■ WHAT YOU SHOULD DO:
Rewrite the entries below with every instance of "screenshot" replaced by "screen capture", keeping everything else unchanged, and leave the pictures out.

#### LISTED RECORDS ####

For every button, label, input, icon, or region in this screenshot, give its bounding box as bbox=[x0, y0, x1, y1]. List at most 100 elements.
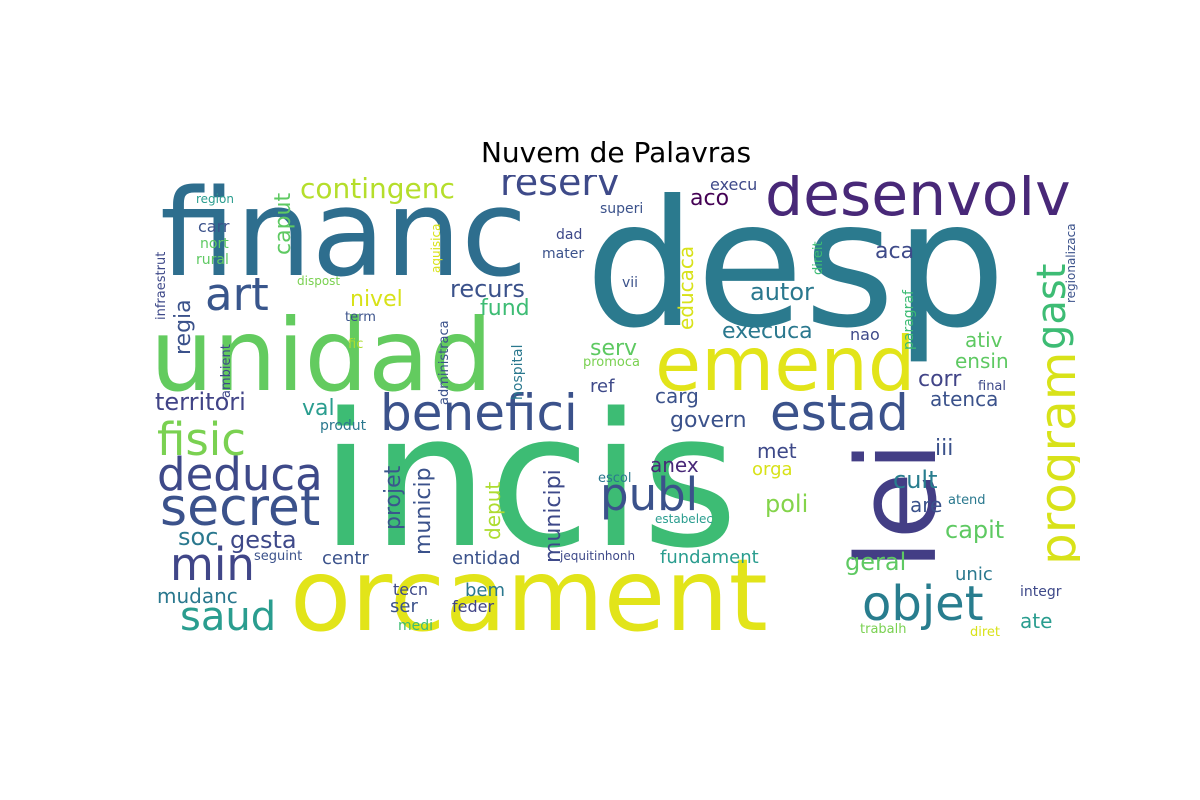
cloud-word-publ: publ bbox=[600, 468, 698, 521]
cloud-word-fundament: fundament bbox=[660, 547, 759, 568]
cloud-word-estad: estad bbox=[770, 384, 909, 442]
cloud-word-aca: aca bbox=[875, 239, 914, 264]
cloud-word-estabelec: estabelec bbox=[655, 512, 713, 526]
cloud-word-iii: iii bbox=[935, 436, 953, 461]
cloud-word-caput: caput bbox=[271, 193, 296, 255]
cloud-word-execuca: execuca bbox=[722, 319, 813, 344]
word-cloud: incis desp financ unidad orcament lei emend des… bbox=[150, 175, 1080, 640]
cloud-word-centr: centr bbox=[322, 548, 369, 569]
cloud-word-recurs: recurs bbox=[450, 275, 525, 303]
cloud-word-orga: orga bbox=[752, 459, 793, 480]
cloud-word-promoca: promoca bbox=[583, 355, 640, 370]
cloud-word-mater: mater bbox=[542, 246, 584, 262]
cloud-word-nort: nort bbox=[200, 236, 229, 252]
cloud-word-gast: gast bbox=[1029, 264, 1075, 350]
cloud-word-objet: objet bbox=[862, 576, 984, 632]
cloud-word-poli: poli bbox=[765, 490, 808, 518]
cloud-word-ativ: ativ bbox=[965, 328, 1003, 352]
cloud-word-jequitinhonh: jequitinhonh bbox=[559, 549, 635, 563]
cloud-word-dad: dad bbox=[556, 227, 582, 243]
cloud-word-deput: deput bbox=[481, 482, 505, 540]
cloud-word-ate: ate bbox=[1020, 609, 1052, 633]
cloud-word-reserv: reserv bbox=[500, 175, 619, 204]
cloud-word-educaca: educaca bbox=[674, 246, 698, 330]
cloud-word-execu: execu bbox=[710, 175, 757, 194]
cloud-word-fund: fund bbox=[480, 296, 530, 321]
cloud-word-feder: feder bbox=[452, 597, 494, 616]
cloud-word-carg: carg bbox=[655, 384, 699, 408]
cloud-word-fisic: fisic bbox=[157, 413, 246, 466]
cloud-word-dispost: dispost bbox=[297, 274, 340, 288]
cloud-word-medi: medi bbox=[398, 618, 433, 634]
cloud-word-desp: desp bbox=[585, 175, 1006, 367]
cloud-word-administraca: administraca bbox=[437, 320, 452, 405]
cloud-word-ref: ref bbox=[590, 376, 615, 397]
cloud-word-are: are bbox=[910, 493, 942, 517]
cloud-word-aco: aco bbox=[690, 186, 729, 211]
cloud-word-atend: atend bbox=[948, 493, 986, 508]
cloud-word-regia: regia bbox=[171, 299, 196, 355]
cloud-word-govern: govern bbox=[670, 408, 747, 433]
cloud-word-territori: territori bbox=[155, 388, 246, 416]
cloud-word-ser: ser bbox=[390, 596, 418, 617]
cloud-word-art: art bbox=[205, 268, 269, 321]
cloud-word-serv: serv bbox=[590, 336, 637, 361]
cloud-word-nivel: nivel bbox=[350, 287, 403, 312]
cloud-word-autor: autor bbox=[750, 278, 814, 306]
cloud-word-deduca: deduca bbox=[157, 448, 323, 501]
cloud-word-corr: corr bbox=[918, 367, 962, 392]
cloud-word-infraestrut: infraestrut bbox=[154, 252, 169, 320]
cloud-word-fic: fic bbox=[348, 337, 363, 352]
cloud-word-hospital: hospital bbox=[510, 345, 526, 400]
cloud-word-nao: nao bbox=[850, 325, 880, 344]
cloud-word-ambient: ambient bbox=[219, 344, 234, 398]
cloud-word-trabalh: trabalh bbox=[860, 622, 906, 637]
cloud-word-municip: municip bbox=[411, 467, 436, 555]
cloud-word-escol: escol bbox=[598, 471, 631, 486]
cloud-word-ensin: ensin bbox=[955, 349, 1009, 373]
cloud-word-carr: carr bbox=[198, 217, 230, 236]
cloud-word-diret: diret bbox=[970, 625, 1000, 640]
cloud-word-contingenc: contingenc bbox=[300, 175, 455, 205]
cloud-word-atenca: atenca bbox=[930, 387, 998, 411]
cloud-word-anex: anex bbox=[650, 453, 699, 477]
cloud-word-desenvolv: desenvolv bbox=[765, 175, 1071, 230]
cloud-word-program: program bbox=[1029, 352, 1080, 565]
cloud-word-benefici: benefici bbox=[380, 384, 578, 442]
cloud-word-regionalizaca: regionalizaca bbox=[1064, 223, 1078, 303]
cloud-word-vii: vii bbox=[622, 275, 638, 291]
cloud-word-aquisica: aquisica bbox=[429, 224, 443, 273]
cloud-word-geral: geral bbox=[845, 548, 906, 576]
cloud-word-seguint: seguint bbox=[254, 549, 302, 564]
cloud-word-unic: unic bbox=[955, 564, 993, 585]
cloud-word-tecn: tecn bbox=[393, 580, 428, 599]
cloud-word-orcament: orcament bbox=[290, 537, 768, 640]
cloud-word-entidad: entidad bbox=[452, 548, 520, 569]
cloud-word-superi: superi bbox=[600, 201, 643, 217]
cloud-word-mudanc: mudanc bbox=[157, 584, 238, 608]
cloud-word-paragraf: paragraf bbox=[901, 289, 917, 350]
cloud-word-incis: incis bbox=[320, 373, 738, 589]
cloud-word-integr: integr bbox=[1020, 584, 1062, 600]
cloud-word-lei: lei bbox=[833, 441, 961, 570]
cloud-word-emend: emend bbox=[655, 320, 916, 408]
page-title: Nuvem de Palavras bbox=[480, 136, 752, 169]
cloud-word-cult: cult bbox=[893, 466, 937, 494]
cloud-word-capit: capit bbox=[945, 516, 1004, 544]
cloud-word-saud: saud bbox=[180, 594, 276, 640]
cloud-word-met: met bbox=[757, 439, 797, 463]
cloud-word-financ: financ bbox=[160, 175, 527, 304]
cloud-word-val: val bbox=[302, 396, 335, 421]
cloud-word-term: term bbox=[345, 310, 376, 325]
cloud-word-final: final bbox=[978, 379, 1006, 394]
cloud-word-direit: direit bbox=[811, 241, 826, 275]
cloud-word-gesta: gesta bbox=[230, 526, 297, 554]
cloud-word-rural: rural bbox=[196, 252, 229, 268]
cloud-word-region: region bbox=[196, 192, 234, 206]
cloud-word-municipi: municipi bbox=[541, 469, 566, 563]
cloud-word-min: min bbox=[170, 538, 255, 591]
cloud-word-produt: produt bbox=[320, 418, 367, 434]
cloud-word-bem: bem bbox=[465, 580, 505, 601]
cloud-word-projet: projet bbox=[381, 465, 406, 530]
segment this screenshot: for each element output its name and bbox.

####

■ TASK SOLUTION:
For every button, label, input, icon, or region in this screen capture, give its bounding box as bbox=[x0, y0, x1, y1]. List at most 100 elements.
cloud-word-publ: publ bbox=[600, 468, 698, 521]
cloud-word-fundament: fundament bbox=[660, 547, 759, 568]
cloud-word-estad: estad bbox=[770, 384, 909, 442]
cloud-word-aca: aca bbox=[875, 239, 914, 264]
cloud-word-estabelec: estabelec bbox=[655, 512, 713, 526]
cloud-word-iii: iii bbox=[935, 436, 953, 461]
cloud-word-caput: caput bbox=[271, 193, 296, 255]
cloud-word-execuca: execuca bbox=[722, 319, 813, 344]
word-cloud: incis desp financ unidad orcament lei emend des… bbox=[150, 175, 1080, 640]
cloud-word-centr: centr bbox=[322, 548, 369, 569]
cloud-word-recurs: recurs bbox=[450, 275, 525, 303]
cloud-word-orga: orga bbox=[752, 459, 793, 480]
cloud-word-promoca: promoca bbox=[583, 355, 640, 370]
cloud-word-mater: mater bbox=[542, 246, 584, 262]
cloud-word-nort: nort bbox=[200, 236, 229, 252]
cloud-word-gast: gast bbox=[1029, 264, 1075, 350]
cloud-word-objet: objet bbox=[862, 576, 984, 632]
cloud-word-poli: poli bbox=[765, 490, 808, 518]
cloud-word-ativ: ativ bbox=[965, 328, 1003, 352]
cloud-word-jequitinhonh: jequitinhonh bbox=[559, 549, 635, 563]
cloud-word-dad: dad bbox=[556, 227, 582, 243]
cloud-word-deput: deput bbox=[481, 482, 505, 540]
cloud-word-ate: ate bbox=[1020, 609, 1052, 633]
cloud-word-reserv: reserv bbox=[500, 175, 619, 204]
cloud-word-educaca: educaca bbox=[674, 246, 698, 330]
cloud-word-execu: execu bbox=[710, 175, 757, 194]
cloud-word-fund: fund bbox=[480, 296, 530, 321]
cloud-word-feder: feder bbox=[452, 597, 494, 616]
cloud-word-carg: carg bbox=[655, 384, 699, 408]
cloud-word-fisic: fisic bbox=[157, 413, 246, 466]
cloud-word-dispost: dispost bbox=[297, 274, 340, 288]
cloud-word-medi: medi bbox=[398, 618, 433, 634]
cloud-word-desp: desp bbox=[585, 175, 1006, 367]
cloud-word-administraca: administraca bbox=[437, 320, 452, 405]
cloud-word-ref: ref bbox=[590, 376, 615, 397]
cloud-word-are: are bbox=[910, 493, 942, 517]
cloud-word-aco: aco bbox=[690, 186, 729, 211]
cloud-word-atend: atend bbox=[948, 493, 986, 508]
cloud-word-regia: regia bbox=[171, 299, 196, 355]
cloud-word-govern: govern bbox=[670, 408, 747, 433]
cloud-word-territori: territori bbox=[155, 388, 246, 416]
cloud-word-ser: ser bbox=[390, 596, 418, 617]
cloud-word-art: art bbox=[205, 268, 269, 321]
cloud-word-serv: serv bbox=[590, 336, 637, 361]
cloud-word-nivel: nivel bbox=[350, 287, 403, 312]
cloud-word-autor: autor bbox=[750, 278, 814, 306]
cloud-word-deduca: deduca bbox=[157, 448, 323, 501]
cloud-word-corr: corr bbox=[918, 367, 962, 392]
cloud-word-infraestrut: infraestrut bbox=[154, 252, 169, 320]
cloud-word-fic: fic bbox=[348, 337, 363, 352]
cloud-word-hospital: hospital bbox=[510, 345, 526, 400]
cloud-word-nao: nao bbox=[850, 325, 880, 344]
cloud-word-ambient: ambient bbox=[219, 344, 234, 398]
cloud-word-trabalh: trabalh bbox=[860, 622, 906, 637]
cloud-word-municip: municip bbox=[411, 467, 436, 555]
cloud-word-escol: escol bbox=[598, 471, 631, 486]
cloud-word-ensin: ensin bbox=[955, 349, 1009, 373]
cloud-word-carr: carr bbox=[198, 217, 230, 236]
cloud-word-diret: diret bbox=[970, 625, 1000, 640]
cloud-word-contingenc: contingenc bbox=[300, 175, 455, 205]
cloud-word-atenca: atenca bbox=[930, 387, 998, 411]
cloud-word-anex: anex bbox=[650, 453, 699, 477]
cloud-word-desenvolv: desenvolv bbox=[765, 175, 1071, 230]
cloud-word-program: program bbox=[1029, 352, 1080, 565]
cloud-word-benefici: benefici bbox=[380, 384, 578, 442]
cloud-word-regionalizaca: regionalizaca bbox=[1064, 223, 1078, 303]
cloud-word-vii: vii bbox=[622, 275, 638, 291]
cloud-word-aquisica: aquisica bbox=[429, 224, 443, 273]
cloud-word-geral: geral bbox=[845, 548, 906, 576]
cloud-word-seguint: seguint bbox=[254, 549, 302, 564]
cloud-word-unic: unic bbox=[955, 564, 993, 585]
cloud-word-tecn: tecn bbox=[393, 580, 428, 599]
cloud-word-orcament: orcament bbox=[290, 537, 768, 640]
cloud-word-entidad: entidad bbox=[452, 548, 520, 569]
cloud-word-superi: superi bbox=[600, 201, 643, 217]
cloud-word-mudanc: mudanc bbox=[157, 584, 238, 608]
cloud-word-paragraf: paragraf bbox=[901, 289, 917, 350]
cloud-word-incis: incis bbox=[320, 373, 738, 589]
cloud-word-integr: integr bbox=[1020, 584, 1062, 600]
cloud-word-lei: lei bbox=[833, 441, 961, 570]
cloud-word-emend: emend bbox=[655, 320, 916, 408]
page-title: Nuvem de Palavras bbox=[480, 136, 752, 169]
cloud-word-cult: cult bbox=[893, 466, 937, 494]
cloud-word-capit: capit bbox=[945, 516, 1004, 544]
cloud-word-saud: saud bbox=[180, 594, 276, 640]
cloud-word-met: met bbox=[757, 439, 797, 463]
cloud-word-financ: financ bbox=[160, 175, 527, 304]
cloud-word-val: val bbox=[302, 396, 335, 421]
cloud-word-term: term bbox=[345, 310, 376, 325]
cloud-word-final: final bbox=[978, 379, 1006, 394]
cloud-word-direit: direit bbox=[811, 241, 826, 275]
cloud-word-gesta: gesta bbox=[230, 526, 297, 554]
cloud-word-rural: rural bbox=[196, 252, 229, 268]
cloud-word-region: region bbox=[196, 192, 234, 206]
cloud-word-municipi: municipi bbox=[541, 469, 566, 563]
cloud-word-min: min bbox=[170, 538, 255, 591]
cloud-word-produt: produt bbox=[320, 418, 367, 434]
cloud-word-bem: bem bbox=[465, 580, 505, 601]
cloud-word-projet: projet bbox=[381, 465, 406, 530]
segment this screen capture: for each element output its name and bbox.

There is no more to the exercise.